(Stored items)
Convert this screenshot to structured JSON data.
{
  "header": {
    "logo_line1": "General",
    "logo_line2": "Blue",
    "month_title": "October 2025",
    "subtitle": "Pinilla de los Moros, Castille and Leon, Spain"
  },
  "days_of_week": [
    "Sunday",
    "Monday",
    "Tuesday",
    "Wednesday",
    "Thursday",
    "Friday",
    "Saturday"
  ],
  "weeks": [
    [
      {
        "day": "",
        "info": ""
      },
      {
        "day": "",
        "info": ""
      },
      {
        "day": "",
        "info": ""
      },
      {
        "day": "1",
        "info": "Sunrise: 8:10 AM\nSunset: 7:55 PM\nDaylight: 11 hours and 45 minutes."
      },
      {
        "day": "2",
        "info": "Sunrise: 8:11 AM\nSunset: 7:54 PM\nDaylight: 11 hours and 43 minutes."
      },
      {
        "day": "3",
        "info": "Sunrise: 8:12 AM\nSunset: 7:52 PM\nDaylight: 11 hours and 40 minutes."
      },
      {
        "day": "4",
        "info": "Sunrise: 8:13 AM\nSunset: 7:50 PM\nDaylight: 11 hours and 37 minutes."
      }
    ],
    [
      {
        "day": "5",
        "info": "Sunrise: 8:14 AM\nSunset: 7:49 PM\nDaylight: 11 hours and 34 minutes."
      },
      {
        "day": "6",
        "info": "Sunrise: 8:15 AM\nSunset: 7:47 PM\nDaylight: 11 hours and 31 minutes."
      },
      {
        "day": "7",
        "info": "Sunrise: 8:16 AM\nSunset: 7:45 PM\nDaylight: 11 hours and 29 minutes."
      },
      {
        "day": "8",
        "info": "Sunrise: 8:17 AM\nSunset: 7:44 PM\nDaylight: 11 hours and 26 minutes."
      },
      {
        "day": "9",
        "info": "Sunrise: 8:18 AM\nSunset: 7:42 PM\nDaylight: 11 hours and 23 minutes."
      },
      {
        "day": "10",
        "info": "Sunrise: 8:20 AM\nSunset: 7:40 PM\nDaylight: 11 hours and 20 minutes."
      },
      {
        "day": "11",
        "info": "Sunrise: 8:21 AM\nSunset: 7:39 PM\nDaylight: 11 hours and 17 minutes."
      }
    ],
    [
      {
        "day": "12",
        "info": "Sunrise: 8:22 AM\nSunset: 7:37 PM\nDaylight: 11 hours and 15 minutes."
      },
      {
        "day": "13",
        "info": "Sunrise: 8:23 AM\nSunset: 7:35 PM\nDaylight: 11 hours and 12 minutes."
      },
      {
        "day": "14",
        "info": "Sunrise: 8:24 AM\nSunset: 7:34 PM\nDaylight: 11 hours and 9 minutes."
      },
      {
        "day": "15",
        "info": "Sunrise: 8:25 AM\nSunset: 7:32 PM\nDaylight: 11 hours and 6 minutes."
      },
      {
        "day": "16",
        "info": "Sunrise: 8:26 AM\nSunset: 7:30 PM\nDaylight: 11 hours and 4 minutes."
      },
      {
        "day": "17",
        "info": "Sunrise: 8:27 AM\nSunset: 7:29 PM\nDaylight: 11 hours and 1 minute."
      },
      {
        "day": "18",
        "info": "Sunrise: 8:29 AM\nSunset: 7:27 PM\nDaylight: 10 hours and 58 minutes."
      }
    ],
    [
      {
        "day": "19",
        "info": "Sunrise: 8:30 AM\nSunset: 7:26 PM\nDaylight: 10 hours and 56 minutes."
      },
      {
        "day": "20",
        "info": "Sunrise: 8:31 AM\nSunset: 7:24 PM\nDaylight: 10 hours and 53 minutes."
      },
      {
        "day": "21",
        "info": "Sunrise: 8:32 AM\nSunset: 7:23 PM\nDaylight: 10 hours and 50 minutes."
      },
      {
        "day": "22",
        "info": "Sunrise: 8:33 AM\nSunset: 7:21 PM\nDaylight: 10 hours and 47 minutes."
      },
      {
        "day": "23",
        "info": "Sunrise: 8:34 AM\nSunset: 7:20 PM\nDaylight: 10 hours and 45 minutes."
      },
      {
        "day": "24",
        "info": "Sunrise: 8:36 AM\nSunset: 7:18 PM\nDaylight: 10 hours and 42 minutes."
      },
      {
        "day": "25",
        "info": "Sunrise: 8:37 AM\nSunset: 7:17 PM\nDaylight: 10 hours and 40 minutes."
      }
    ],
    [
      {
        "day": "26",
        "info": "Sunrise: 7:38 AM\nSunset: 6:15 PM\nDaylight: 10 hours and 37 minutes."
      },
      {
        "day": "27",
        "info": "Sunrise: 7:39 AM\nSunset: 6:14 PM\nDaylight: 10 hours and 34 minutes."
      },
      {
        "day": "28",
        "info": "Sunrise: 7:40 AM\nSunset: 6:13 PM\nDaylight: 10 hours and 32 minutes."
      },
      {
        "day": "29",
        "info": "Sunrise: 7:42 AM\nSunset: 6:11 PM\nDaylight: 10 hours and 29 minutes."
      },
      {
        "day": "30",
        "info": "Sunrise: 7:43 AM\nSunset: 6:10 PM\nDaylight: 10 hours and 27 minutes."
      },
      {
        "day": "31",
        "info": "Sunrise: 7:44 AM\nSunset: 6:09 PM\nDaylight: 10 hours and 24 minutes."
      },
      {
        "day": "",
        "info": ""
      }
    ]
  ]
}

- _Task details_
Working from the material above, retype it in its entirety without change.

- _Solution to this exercise_
Convert this screenshot to structured JSON data.
{
  "header": {
    "logo_line1": "General",
    "logo_line2": "Blue",
    "month_title": "October 2025",
    "subtitle": "Pinilla de los Moros, Castille and Leon, Spain"
  },
  "days_of_week": [
    "Sunday",
    "Monday",
    "Tuesday",
    "Wednesday",
    "Thursday",
    "Friday",
    "Saturday"
  ],
  "weeks": [
    [
      {
        "day": "",
        "info": ""
      },
      {
        "day": "",
        "info": ""
      },
      {
        "day": "",
        "info": ""
      },
      {
        "day": "1",
        "info": "Sunrise: 8:10 AM\nSunset: 7:55 PM\nDaylight: 11 hours and 45 minutes."
      },
      {
        "day": "2",
        "info": "Sunrise: 8:11 AM\nSunset: 7:54 PM\nDaylight: 11 hours and 43 minutes."
      },
      {
        "day": "3",
        "info": "Sunrise: 8:12 AM\nSunset: 7:52 PM\nDaylight: 11 hours and 40 minutes."
      },
      {
        "day": "4",
        "info": "Sunrise: 8:13 AM\nSunset: 7:50 PM\nDaylight: 11 hours and 37 minutes."
      }
    ],
    [
      {
        "day": "5",
        "info": "Sunrise: 8:14 AM\nSunset: 7:49 PM\nDaylight: 11 hours and 34 minutes."
      },
      {
        "day": "6",
        "info": "Sunrise: 8:15 AM\nSunset: 7:47 PM\nDaylight: 11 hours and 31 minutes."
      },
      {
        "day": "7",
        "info": "Sunrise: 8:16 AM\nSunset: 7:45 PM\nDaylight: 11 hours and 29 minutes."
      },
      {
        "day": "8",
        "info": "Sunrise: 8:17 AM\nSunset: 7:44 PM\nDaylight: 11 hours and 26 minutes."
      },
      {
        "day": "9",
        "info": "Sunrise: 8:18 AM\nSunset: 7:42 PM\nDaylight: 11 hours and 23 minutes."
      },
      {
        "day": "10",
        "info": "Sunrise: 8:20 AM\nSunset: 7:40 PM\nDaylight: 11 hours and 20 minutes."
      },
      {
        "day": "11",
        "info": "Sunrise: 8:21 AM\nSunset: 7:39 PM\nDaylight: 11 hours and 17 minutes."
      }
    ],
    [
      {
        "day": "12",
        "info": "Sunrise: 8:22 AM\nSunset: 7:37 PM\nDaylight: 11 hours and 15 minutes."
      },
      {
        "day": "13",
        "info": "Sunrise: 8:23 AM\nSunset: 7:35 PM\nDaylight: 11 hours and 12 minutes."
      },
      {
        "day": "14",
        "info": "Sunrise: 8:24 AM\nSunset: 7:34 PM\nDaylight: 11 hours and 9 minutes."
      },
      {
        "day": "15",
        "info": "Sunrise: 8:25 AM\nSunset: 7:32 PM\nDaylight: 11 hours and 6 minutes."
      },
      {
        "day": "16",
        "info": "Sunrise: 8:26 AM\nSunset: 7:30 PM\nDaylight: 11 hours and 4 minutes."
      },
      {
        "day": "17",
        "info": "Sunrise: 8:27 AM\nSunset: 7:29 PM\nDaylight: 11 hours and 1 minute."
      },
      {
        "day": "18",
        "info": "Sunrise: 8:29 AM\nSunset: 7:27 PM\nDaylight: 10 hours and 58 minutes."
      }
    ],
    [
      {
        "day": "19",
        "info": "Sunrise: 8:30 AM\nSunset: 7:26 PM\nDaylight: 10 hours and 56 minutes."
      },
      {
        "day": "20",
        "info": "Sunrise: 8:31 AM\nSunset: 7:24 PM\nDaylight: 10 hours and 53 minutes."
      },
      {
        "day": "21",
        "info": "Sunrise: 8:32 AM\nSunset: 7:23 PM\nDaylight: 10 hours and 50 minutes."
      },
      {
        "day": "22",
        "info": "Sunrise: 8:33 AM\nSunset: 7:21 PM\nDaylight: 10 hours and 47 minutes."
      },
      {
        "day": "23",
        "info": "Sunrise: 8:34 AM\nSunset: 7:20 PM\nDaylight: 10 hours and 45 minutes."
      },
      {
        "day": "24",
        "info": "Sunrise: 8:36 AM\nSunset: 7:18 PM\nDaylight: 10 hours and 42 minutes."
      },
      {
        "day": "25",
        "info": "Sunrise: 8:37 AM\nSunset: 7:17 PM\nDaylight: 10 hours and 40 minutes."
      }
    ],
    [
      {
        "day": "26",
        "info": "Sunrise: 7:38 AM\nSunset: 6:15 PM\nDaylight: 10 hours and 37 minutes."
      },
      {
        "day": "27",
        "info": "Sunrise: 7:39 AM\nSunset: 6:14 PM\nDaylight: 10 hours and 34 minutes."
      },
      {
        "day": "28",
        "info": "Sunrise: 7:40 AM\nSunset: 6:13 PM\nDaylight: 10 hours and 32 minutes."
      },
      {
        "day": "29",
        "info": "Sunrise: 7:42 AM\nSunset: 6:11 PM\nDaylight: 10 hours and 29 minutes."
      },
      {
        "day": "30",
        "info": "Sunrise: 7:43 AM\nSunset: 6:10 PM\nDaylight: 10 hours and 27 minutes."
      },
      {
        "day": "31",
        "info": "Sunrise: 7:44 AM\nSunset: 6:09 PM\nDaylight: 10 hours and 24 minutes."
      },
      {
        "day": "",
        "info": ""
      }
    ]
  ]
}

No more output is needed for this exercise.